- **Written request**
Show each line from the listing that includes the word "marker".
─── Entries shown
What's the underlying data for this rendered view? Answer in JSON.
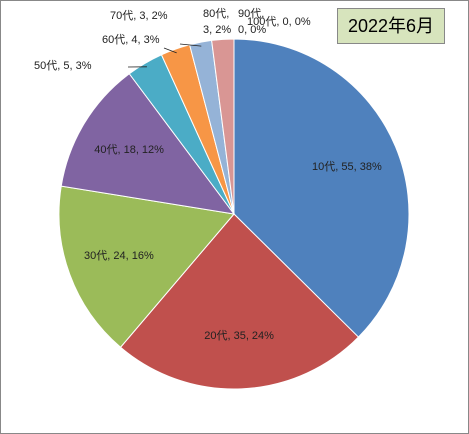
{
  "chart_data": {
    "type": "pie",
    "title": "2022年6月",
    "categories": [
      "10代",
      "20代",
      "30代",
      "40代",
      "50代",
      "60代",
      "70代",
      "80代",
      "90代",
      "100代"
    ],
    "values": [
      55,
      35,
      24,
      18,
      5,
      4,
      3,
      3,
      0,
      0
    ],
    "value_labels": [
      "10代, 55, 38%",
      "20代, 35, 24%",
      "30代, 24, 16%",
      "40代, 18, 12%",
      "50代, 5, 3%",
      "60代, 4, 3%",
      "70代, 3, 2%",
      "80代, 3, 2%",
      "90代, 0, 0%",
      "100代, 0, 0%"
    ],
    "colors": [
      "#4f81bd",
      "#c0504d",
      "#9bbb59",
      "#8064a2",
      "#4bacc6",
      "#f79646",
      "#95b3d7",
      "#d99694",
      "#c3d69b",
      "#b2a2c7"
    ]
  }
}
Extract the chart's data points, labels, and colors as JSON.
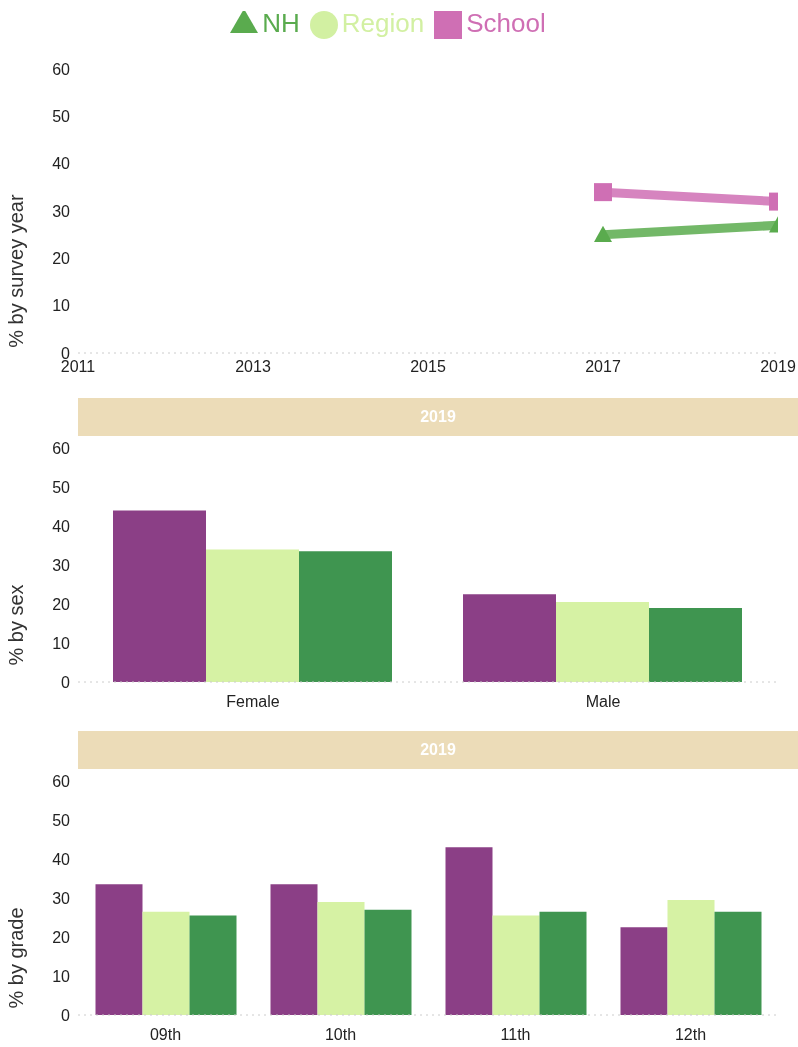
{
  "chart_data": [
    {
      "type": "line",
      "ylabel": "% by survey year",
      "x": [
        2017,
        2019
      ],
      "xlim": [
        2011,
        2019
      ],
      "xticks": [
        2011,
        2013,
        2015,
        2017,
        2019
      ],
      "ylim": [
        0,
        60
      ],
      "yticks": [
        0,
        10,
        20,
        30,
        40,
        50,
        60
      ],
      "legend": "top",
      "grid": false,
      "series": [
        {
          "name": "School",
          "color": "#cf6fb4",
          "marker": "square",
          "values": [
            34,
            32
          ]
        },
        {
          "name": "Region",
          "color": "#d2f0a2",
          "marker": "circle",
          "values": [
            null,
            null
          ]
        },
        {
          "name": "NH",
          "color": "#5aab4e",
          "marker": "triangle",
          "values": [
            25,
            27
          ]
        }
      ]
    },
    {
      "type": "bar",
      "title": "2019",
      "ylabel": "% by sex",
      "categories": [
        "Female",
        "Male"
      ],
      "ylim": [
        0,
        60
      ],
      "yticks": [
        0,
        10,
        20,
        30,
        40,
        50,
        60
      ],
      "legend": false,
      "grid": false,
      "series": [
        {
          "color": "#8b3f86",
          "values": [
            44,
            22.5
          ]
        },
        {
          "color": "#d6f2a4",
          "values": [
            34,
            20.5
          ]
        },
        {
          "color": "#3f9550",
          "values": [
            33.5,
            19
          ]
        }
      ]
    },
    {
      "type": "bar",
      "title": "2019",
      "ylabel": "% by grade",
      "categories": [
        "09th",
        "10th",
        "11th",
        "12th"
      ],
      "ylim": [
        0,
        60
      ],
      "yticks": [
        0,
        10,
        20,
        30,
        40,
        50,
        60
      ],
      "legend": false,
      "grid": false,
      "series": [
        {
          "color": "#8b3f86",
          "values": [
            33.5,
            33.5,
            43,
            22.5
          ]
        },
        {
          "color": "#d6f2a4",
          "values": [
            26.5,
            29,
            25.5,
            29.5
          ]
        },
        {
          "color": "#3f9550",
          "values": [
            25.5,
            27,
            26.5,
            26.5
          ]
        }
      ]
    }
  ]
}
──────
- **Result of the exercise**
          "marker": "square",
          "marker": "circle",
          "marker": "triangle",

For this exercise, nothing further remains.